Excerpted data →

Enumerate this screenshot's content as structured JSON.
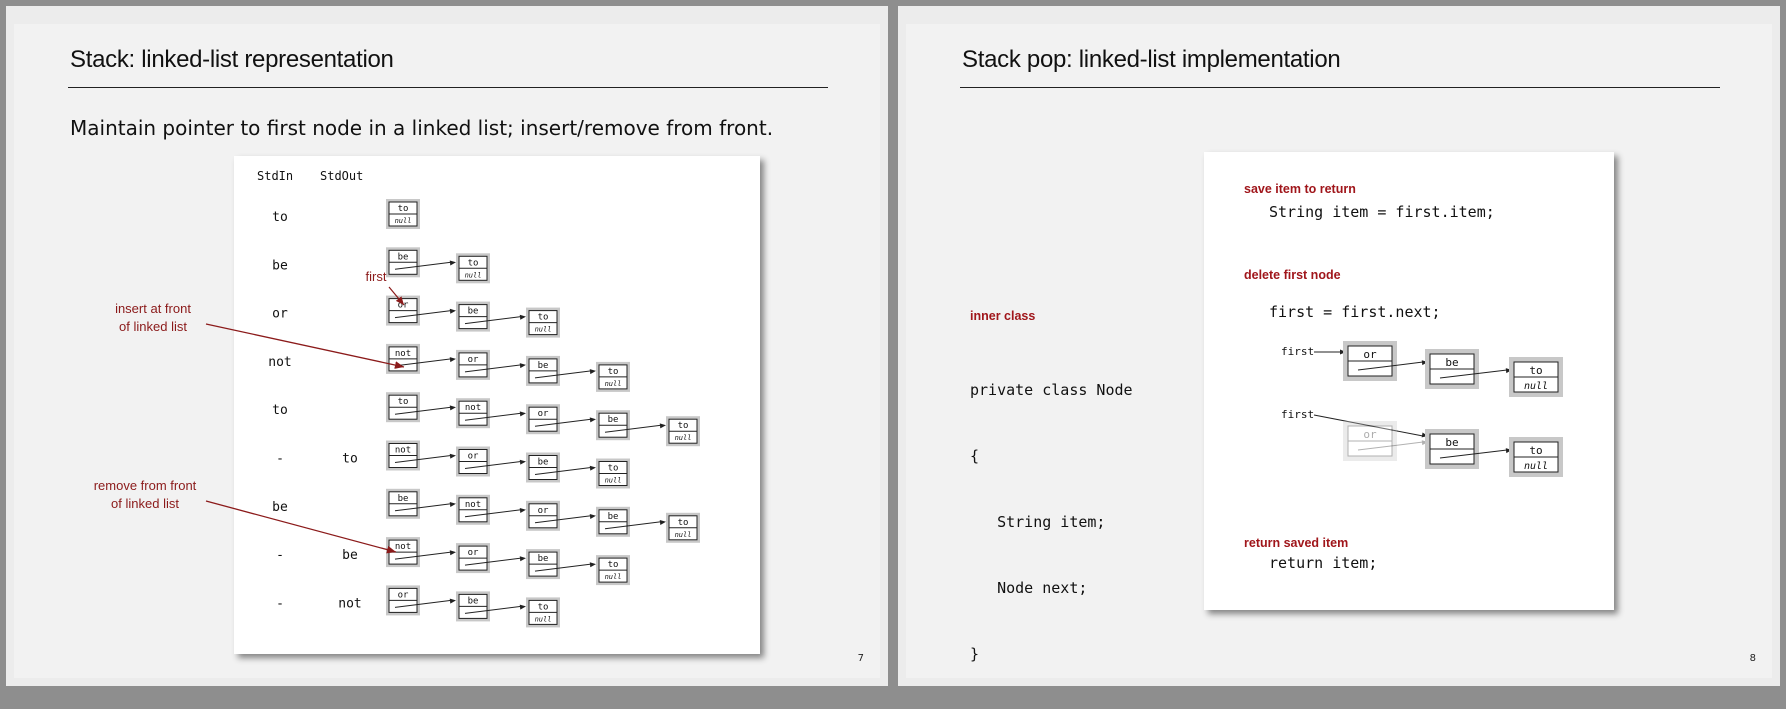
{
  "slide7": {
    "title": "Stack:  linked-list representation",
    "subtitle": "Maintain pointer to first node in a linked list; insert/remove from front.",
    "page_number": "7",
    "col_stdin": "StdIn",
    "col_stdout": "StdOut",
    "first_label": "first",
    "annot_insert_l1": "insert at front",
    "annot_insert_l2": "of linked list",
    "annot_remove_l1": "remove from front",
    "annot_remove_l2": "of linked list",
    "null_text": "null",
    "rows": [
      {
        "stdin": "to",
        "stdout": "",
        "nodes": [
          "to"
        ]
      },
      {
        "stdin": "be",
        "stdout": "",
        "nodes": [
          "be",
          "to"
        ]
      },
      {
        "stdin": "or",
        "stdout": "",
        "nodes": [
          "or",
          "be",
          "to"
        ]
      },
      {
        "stdin": "not",
        "stdout": "",
        "nodes": [
          "not",
          "or",
          "be",
          "to"
        ]
      },
      {
        "stdin": "to",
        "stdout": "",
        "nodes": [
          "to",
          "not",
          "or",
          "be",
          "to"
        ]
      },
      {
        "stdin": "-",
        "stdout": "to",
        "nodes": [
          "not",
          "or",
          "be",
          "to"
        ]
      },
      {
        "stdin": "be",
        "stdout": "",
        "nodes": [
          "be",
          "not",
          "or",
          "be",
          "to"
        ]
      },
      {
        "stdin": "-",
        "stdout": "be",
        "nodes": [
          "not",
          "or",
          "be",
          "to"
        ]
      },
      {
        "stdin": "-",
        "stdout": "not",
        "nodes": [
          "or",
          "be",
          "to"
        ]
      }
    ]
  },
  "slide8": {
    "title": "Stack pop:  linked-list implementation",
    "page_number": "8",
    "inner_class_label": "inner class",
    "code_line1": "private class Node",
    "code_line2": "{",
    "code_line3": "   String item;",
    "code_line4": "   Node next;",
    "code_line5": "}",
    "save_label": "save item to return",
    "save_code": "String item = first.item;",
    "delete_label": "delete first node",
    "delete_code": "first = first.next;",
    "return_label": "return saved item",
    "return_code": "return item;",
    "first_label_a": "first",
    "first_label_b": "first",
    "diagram_a_nodes": [
      "or",
      "be",
      "to"
    ],
    "diagram_b_nodes": [
      "or",
      "be",
      "to"
    ],
    "null_text": "null"
  },
  "colors": {
    "accent_red": "#a0161b",
    "node_gray": "#c8c8c8"
  }
}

What the exercise asks → What comes back should match the records exactly, minus any pictures.

Solved exercise →
Enumerate this screenshot's content as structured JSON.
{
  "slide7": {
    "title": "Stack:  linked-list representation",
    "subtitle": "Maintain pointer to first node in a linked list; insert/remove from front.",
    "page_number": "7",
    "col_stdin": "StdIn",
    "col_stdout": "StdOut",
    "first_label": "first",
    "annot_insert_l1": "insert at front",
    "annot_insert_l2": "of linked list",
    "annot_remove_l1": "remove from front",
    "annot_remove_l2": "of linked list",
    "null_text": "null",
    "rows": [
      {
        "stdin": "to",
        "stdout": "",
        "nodes": [
          "to"
        ]
      },
      {
        "stdin": "be",
        "stdout": "",
        "nodes": [
          "be",
          "to"
        ]
      },
      {
        "stdin": "or",
        "stdout": "",
        "nodes": [
          "or",
          "be",
          "to"
        ]
      },
      {
        "stdin": "not",
        "stdout": "",
        "nodes": [
          "not",
          "or",
          "be",
          "to"
        ]
      },
      {
        "stdin": "to",
        "stdout": "",
        "nodes": [
          "to",
          "not",
          "or",
          "be",
          "to"
        ]
      },
      {
        "stdin": "-",
        "stdout": "to",
        "nodes": [
          "not",
          "or",
          "be",
          "to"
        ]
      },
      {
        "stdin": "be",
        "stdout": "",
        "nodes": [
          "be",
          "not",
          "or",
          "be",
          "to"
        ]
      },
      {
        "stdin": "-",
        "stdout": "be",
        "nodes": [
          "not",
          "or",
          "be",
          "to"
        ]
      },
      {
        "stdin": "-",
        "stdout": "not",
        "nodes": [
          "or",
          "be",
          "to"
        ]
      }
    ]
  },
  "slide8": {
    "title": "Stack pop:  linked-list implementation",
    "page_number": "8",
    "inner_class_label": "inner class",
    "code_line1": "private class Node",
    "code_line2": "{",
    "code_line3": "   String item;",
    "code_line4": "   Node next;",
    "code_line5": "}",
    "save_label": "save item to return",
    "save_code": "String item = first.item;",
    "delete_label": "delete first node",
    "delete_code": "first = first.next;",
    "return_label": "return saved item",
    "return_code": "return item;",
    "first_label_a": "first",
    "first_label_b": "first",
    "diagram_a_nodes": [
      "or",
      "be",
      "to"
    ],
    "diagram_b_nodes": [
      "or",
      "be",
      "to"
    ],
    "null_text": "null"
  },
  "colors": {
    "accent_red": "#a0161b",
    "node_gray": "#c8c8c8"
  }
}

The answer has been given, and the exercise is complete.